[Begin Raw records]

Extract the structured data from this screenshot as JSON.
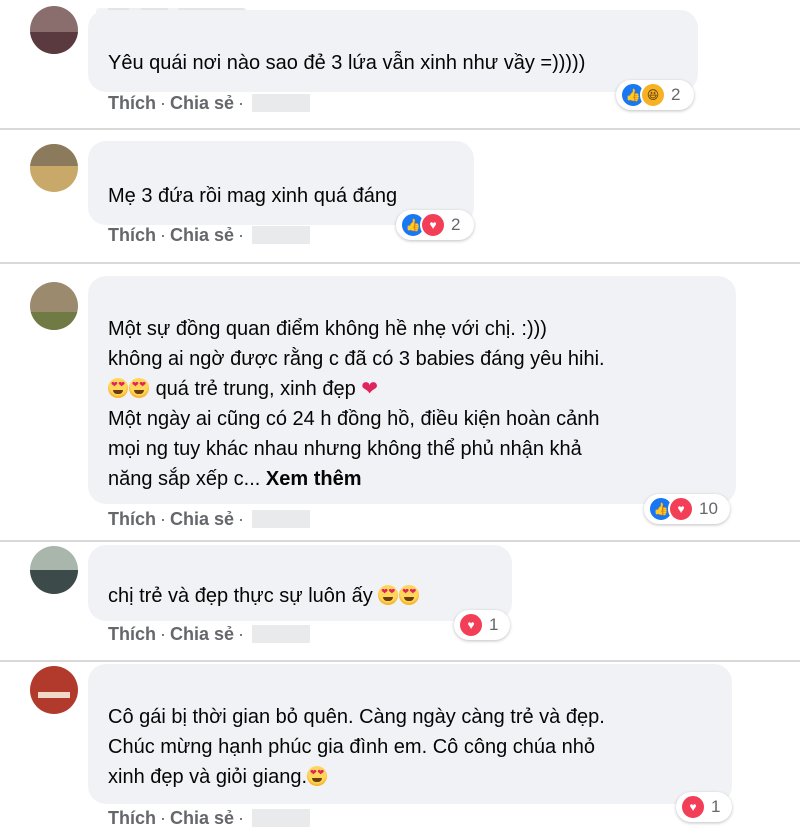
{
  "colors": {
    "bubble_bg": "#f0f2f5",
    "action_text": "#65676b",
    "like": "#1877f2",
    "love": "#f33e58",
    "haha": "#f7b125"
  },
  "actions": {
    "like": "Thích",
    "share": "Chia sẻ",
    "separator": "·"
  },
  "comments": [
    {
      "lines": [
        "Yêu quái nơi nào sao đẻ 3 lứa vẫn xinh như vầy =)))))"
      ],
      "reactions": {
        "icons": [
          "like-icon",
          "haha-icon"
        ],
        "count": "2"
      }
    },
    {
      "lines": [
        "Mẹ 3 đứa rồi mag xinh quá đáng"
      ],
      "reactions": {
        "icons": [
          "like-icon",
          "love-icon"
        ],
        "count": "2"
      }
    },
    {
      "lines": [
        "Một sự đồng quan điểm không hề nhẹ với chị. :)))",
        "không ai ngờ được rằng c đã có 3 babies đáng yêu hihi.",
        "quá trẻ trung, xinh đẹp",
        "Một ngày ai cũng có 24 h đồng hồ, điều kiện hoàn cảnh",
        "mọi ng tuy khác nhau nhưng không thể phủ nhận khả",
        "năng sắp xếp c..."
      ],
      "see_more": "Xem thêm",
      "reactions": {
        "icons": [
          "like-icon",
          "love-icon"
        ],
        "count": "10"
      }
    },
    {
      "lines": [
        "chị trẻ và đẹp thực sự luôn ấy"
      ],
      "reactions": {
        "icons": [
          "love-icon"
        ],
        "count": "1"
      }
    },
    {
      "lines": [
        "Cô gái bị thời gian bỏ quên. Càng ngày càng trẻ và đẹp.",
        "Chúc mừng hạnh phúc gia đình em. Cô công chúa nhỏ",
        "xinh đẹp và giỏi giang."
      ],
      "reactions": {
        "icons": [
          "love-icon"
        ],
        "count": "1"
      }
    }
  ]
}
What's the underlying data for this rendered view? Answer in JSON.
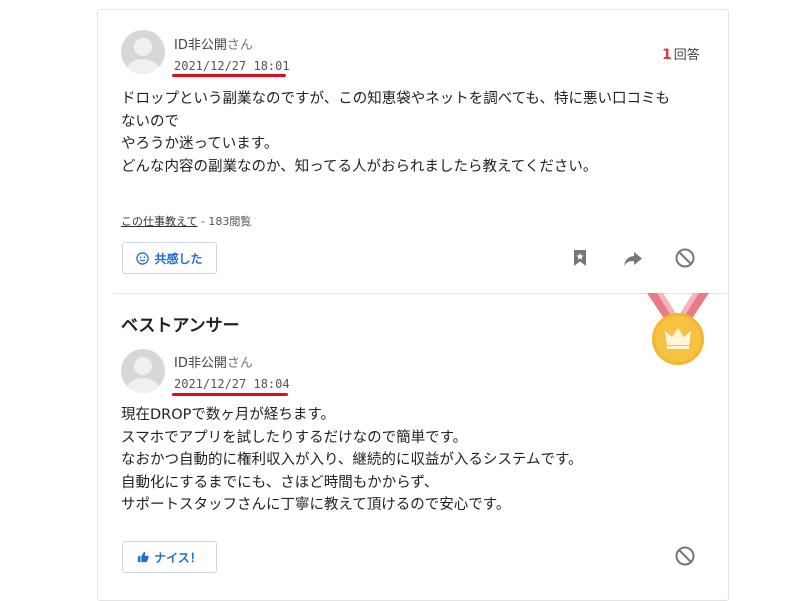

[End Raw records]

● **Task description**:
Print every entry above again without changing a word, and omit the pictures.

● **The answer**:
Extract the structured data from this screenshot as JSON.
{
  "colors": {
    "bubble_bg": "#f0f2f5",
    "action_text": "#65676b",
    "like": "#1877f2",
    "love": "#f33e58",
    "haha": "#f7b125"
  },
  "actions": {
    "like": "Thích",
    "share": "Chia sẻ",
    "separator": "·"
  },
  "comments": [
    {
      "lines": [
        "Yêu quái nơi nào sao đẻ 3 lứa vẫn xinh như vầy =)))))"
      ],
      "reactions": {
        "icons": [
          "like-icon",
          "haha-icon"
        ],
        "count": "2"
      }
    },
    {
      "lines": [
        "Mẹ 3 đứa rồi mag xinh quá đáng"
      ],
      "reactions": {
        "icons": [
          "like-icon",
          "love-icon"
        ],
        "count": "2"
      }
    },
    {
      "lines": [
        "Một sự đồng quan điểm không hề nhẹ với chị. :)))",
        "không ai ngờ được rằng c đã có 3 babies đáng yêu hihi.",
        "quá trẻ trung, xinh đẹp",
        "Một ngày ai cũng có 24 h đồng hồ, điều kiện hoàn cảnh",
        "mọi ng tuy khác nhau nhưng không thể phủ nhận khả",
        "năng sắp xếp c..."
      ],
      "see_more": "Xem thêm",
      "reactions": {
        "icons": [
          "like-icon",
          "love-icon"
        ],
        "count": "10"
      }
    },
    {
      "lines": [
        "chị trẻ và đẹp thực sự luôn ấy"
      ],
      "reactions": {
        "icons": [
          "love-icon"
        ],
        "count": "1"
      }
    },
    {
      "lines": [
        "Cô gái bị thời gian bỏ quên. Càng ngày càng trẻ và đẹp.",
        "Chúc mừng hạnh phúc gia đình em. Cô công chúa nhỏ",
        "xinh đẹp và giỏi giang."
      ],
      "reactions": {
        "icons": [
          "love-icon"
        ],
        "count": "1"
      }
    }
  ]
}
What's the underlying data for this rendered view? Answer in JSON.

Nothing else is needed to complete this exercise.